◆ Information provided
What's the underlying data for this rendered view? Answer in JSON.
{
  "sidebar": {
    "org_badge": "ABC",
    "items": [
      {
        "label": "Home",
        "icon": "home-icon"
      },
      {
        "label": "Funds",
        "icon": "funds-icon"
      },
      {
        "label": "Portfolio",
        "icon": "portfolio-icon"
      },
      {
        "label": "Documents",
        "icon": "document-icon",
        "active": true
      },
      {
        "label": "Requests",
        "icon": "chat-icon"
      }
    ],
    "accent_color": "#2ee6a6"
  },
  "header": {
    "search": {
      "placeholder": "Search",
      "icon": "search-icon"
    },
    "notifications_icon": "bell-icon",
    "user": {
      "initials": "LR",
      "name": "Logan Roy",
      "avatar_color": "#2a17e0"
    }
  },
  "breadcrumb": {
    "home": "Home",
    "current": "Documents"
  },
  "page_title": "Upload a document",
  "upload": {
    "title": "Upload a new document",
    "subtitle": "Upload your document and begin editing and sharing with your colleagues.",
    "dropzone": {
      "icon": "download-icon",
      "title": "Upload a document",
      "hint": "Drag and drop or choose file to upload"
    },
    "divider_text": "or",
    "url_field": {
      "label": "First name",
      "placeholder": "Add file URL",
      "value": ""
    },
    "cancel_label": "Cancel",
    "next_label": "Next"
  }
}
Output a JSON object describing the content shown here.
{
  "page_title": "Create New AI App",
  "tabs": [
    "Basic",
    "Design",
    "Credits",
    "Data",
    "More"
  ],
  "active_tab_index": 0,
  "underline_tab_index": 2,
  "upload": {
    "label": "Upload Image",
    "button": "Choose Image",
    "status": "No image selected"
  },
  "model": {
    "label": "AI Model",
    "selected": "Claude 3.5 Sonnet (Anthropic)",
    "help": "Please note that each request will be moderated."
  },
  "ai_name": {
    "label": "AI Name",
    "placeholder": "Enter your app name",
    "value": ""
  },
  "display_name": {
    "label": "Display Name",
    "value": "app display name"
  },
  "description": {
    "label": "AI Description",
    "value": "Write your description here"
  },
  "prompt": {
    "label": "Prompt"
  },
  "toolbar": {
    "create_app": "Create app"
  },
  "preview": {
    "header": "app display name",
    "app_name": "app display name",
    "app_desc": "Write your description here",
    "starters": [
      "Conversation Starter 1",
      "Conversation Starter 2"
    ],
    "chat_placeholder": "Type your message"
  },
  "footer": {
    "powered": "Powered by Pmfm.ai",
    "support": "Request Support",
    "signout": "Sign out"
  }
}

◆ Written request
Copy every line of the listing where the word "file" appears.

◆ Reply
      "hint": "Drag and drop or choose file to upload"
      "placeholder": "Add file URL",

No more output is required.